Problem requirements: Nothing but the lines from the one containing "What does this" through the last line of the records below should be copied, exactly and without pictures.

Records shown:
■ ■ ■ ■ ■ ■ ■
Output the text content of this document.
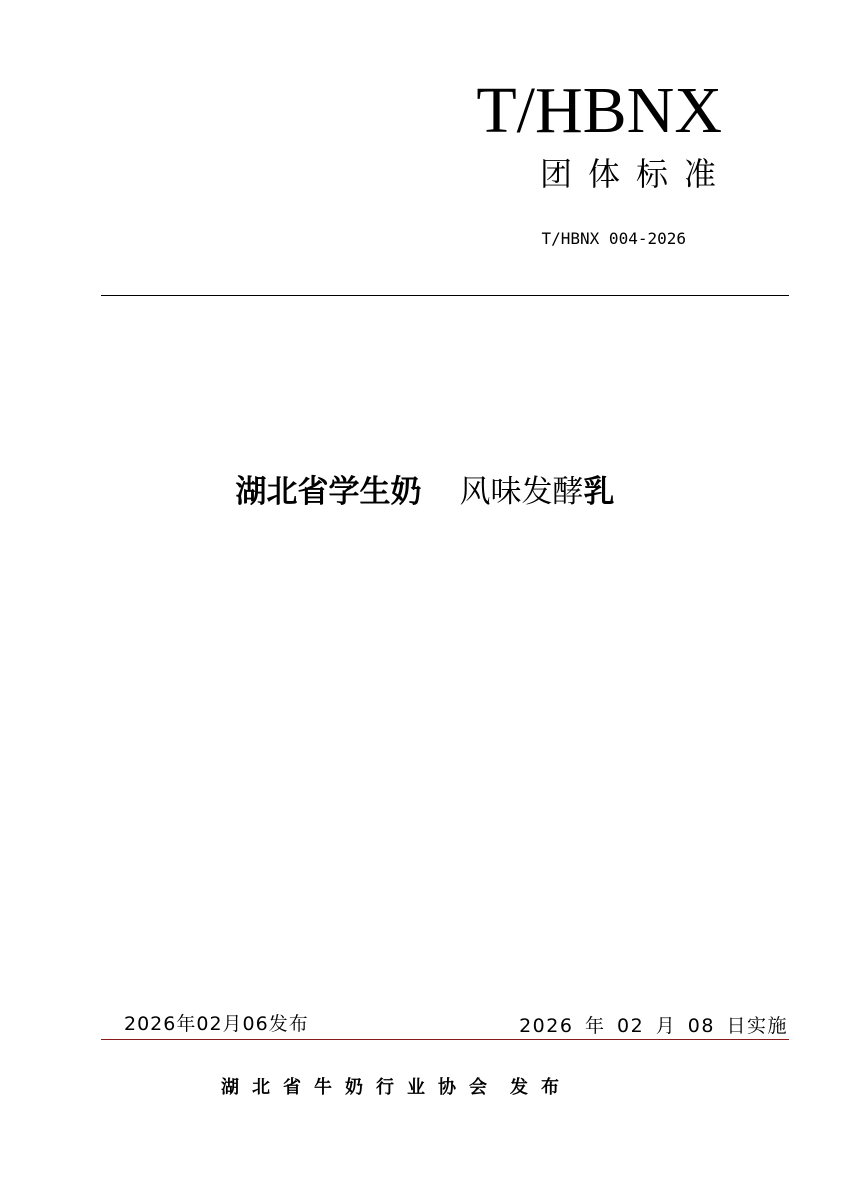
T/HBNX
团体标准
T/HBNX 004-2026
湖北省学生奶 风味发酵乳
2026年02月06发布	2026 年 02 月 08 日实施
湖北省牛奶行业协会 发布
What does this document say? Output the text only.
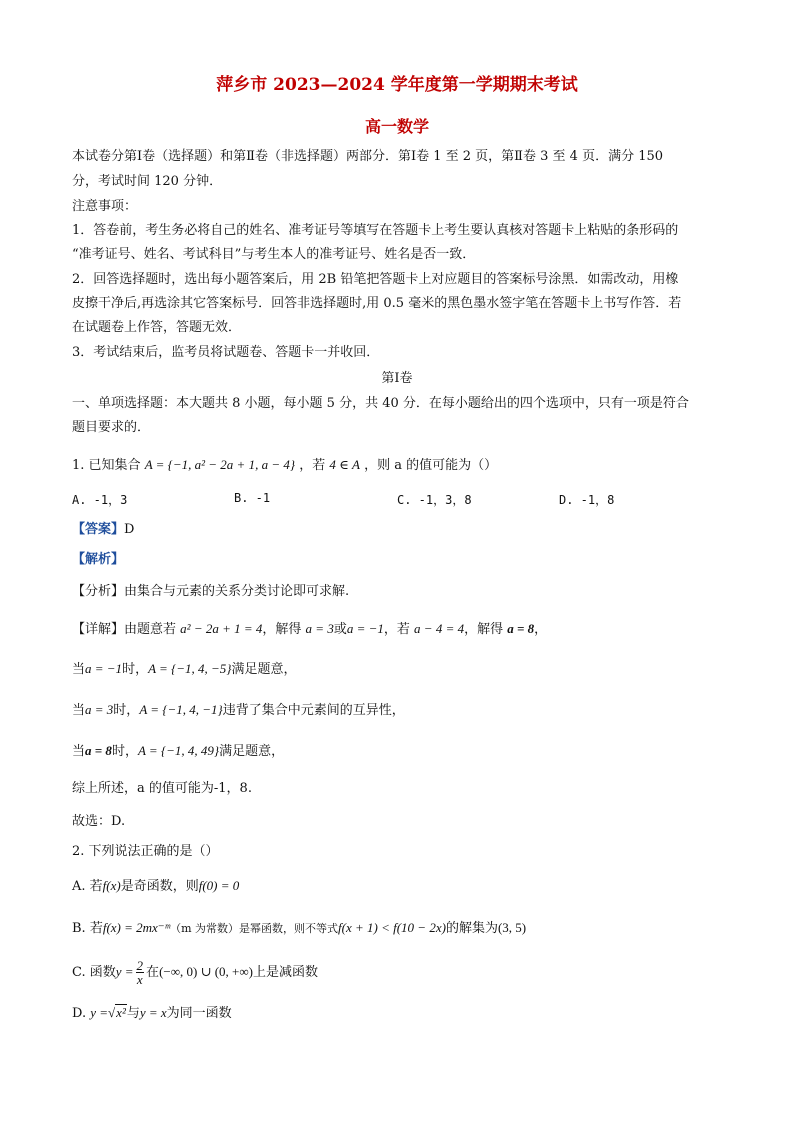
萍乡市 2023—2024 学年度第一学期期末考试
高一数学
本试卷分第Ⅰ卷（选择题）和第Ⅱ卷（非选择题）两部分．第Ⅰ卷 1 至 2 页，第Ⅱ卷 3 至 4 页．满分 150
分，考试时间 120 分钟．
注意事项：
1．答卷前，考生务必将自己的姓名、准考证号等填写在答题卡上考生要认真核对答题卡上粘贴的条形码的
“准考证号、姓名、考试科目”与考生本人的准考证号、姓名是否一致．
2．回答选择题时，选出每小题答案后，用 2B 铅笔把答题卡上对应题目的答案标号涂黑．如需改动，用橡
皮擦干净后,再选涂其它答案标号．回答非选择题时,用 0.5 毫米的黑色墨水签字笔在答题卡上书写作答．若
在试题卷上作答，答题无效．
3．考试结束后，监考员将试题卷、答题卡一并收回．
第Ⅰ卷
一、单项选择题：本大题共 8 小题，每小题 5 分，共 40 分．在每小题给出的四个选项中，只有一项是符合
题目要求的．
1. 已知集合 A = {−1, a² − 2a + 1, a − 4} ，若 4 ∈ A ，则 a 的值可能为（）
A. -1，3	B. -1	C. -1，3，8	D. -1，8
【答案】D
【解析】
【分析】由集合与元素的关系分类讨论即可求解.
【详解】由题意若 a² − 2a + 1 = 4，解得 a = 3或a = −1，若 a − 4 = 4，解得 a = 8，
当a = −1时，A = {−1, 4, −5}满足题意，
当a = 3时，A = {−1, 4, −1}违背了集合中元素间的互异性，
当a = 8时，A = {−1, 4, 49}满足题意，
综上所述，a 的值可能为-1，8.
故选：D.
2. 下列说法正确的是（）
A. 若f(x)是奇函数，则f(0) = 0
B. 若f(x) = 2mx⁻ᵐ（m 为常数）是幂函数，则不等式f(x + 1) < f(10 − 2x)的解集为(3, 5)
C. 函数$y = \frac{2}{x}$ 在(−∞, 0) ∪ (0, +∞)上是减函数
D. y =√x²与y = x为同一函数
■ ■ ■ ■ ■ ■ ■
Correct answer:
What does this document say? Output the text only.
萍乡市 2023—2024 学年度第一学期期末考试
高一数学
本试卷分第Ⅰ卷（选择题）和第Ⅱ卷（非选择题）两部分．第Ⅰ卷 1 至 2 页，第Ⅱ卷 3 至 4 页．满分 150
分，考试时间 120 分钟．
注意事项：
1．答卷前，考生务必将自己的姓名、准考证号等填写在答题卡上考生要认真核对答题卡上粘贴的条形码的
“准考证号、姓名、考试科目”与考生本人的准考证号、姓名是否一致．
2．回答选择题时，选出每小题答案后，用 2B 铅笔把答题卡上对应题目的答案标号涂黑．如需改动，用橡
皮擦干净后,再选涂其它答案标号．回答非选择题时,用 0.5 毫米的黑色墨水签字笔在答题卡上书写作答．若
在试题卷上作答，答题无效．
3．考试结束后，监考员将试题卷、答题卡一并收回．
第Ⅰ卷
一、单项选择题：本大题共 8 小题，每小题 5 分，共 40 分．在每小题给出的四个选项中，只有一项是符合
题目要求的．
1. 已知集合 A = {−1, a² − 2a + 1, a − 4} ，若 4 ∈ A ，则 a 的值可能为（）
A. -1，3	B. -1	C. -1，3，8	D. -1，8
【答案】D
【解析】
【分析】由集合与元素的关系分类讨论即可求解.
【详解】由题意若 a² − 2a + 1 = 4，解得 a = 3或a = −1，若 a − 4 = 4，解得 a = 8，
当a = −1时，A = {−1, 4, −5}满足题意，
当a = 3时，A = {−1, 4, −1}违背了集合中元素间的互异性，
当a = 8时，A = {−1, 4, 49}满足题意，
综上所述，a 的值可能为-1，8.
故选：D.
2. 下列说法正确的是（）
A. 若f(x)是奇函数，则f(0) = 0
B. 若f(x) = 2mx⁻ᵐ（m 为常数）是幂函数，则不等式f(x + 1) < f(10 − 2x)的解集为(3, 5)
C. 函数$y = \frac{2}{x}$ 在(−∞, 0) ∪ (0, +∞)上是减函数
D. y =√x²与y = x为同一函数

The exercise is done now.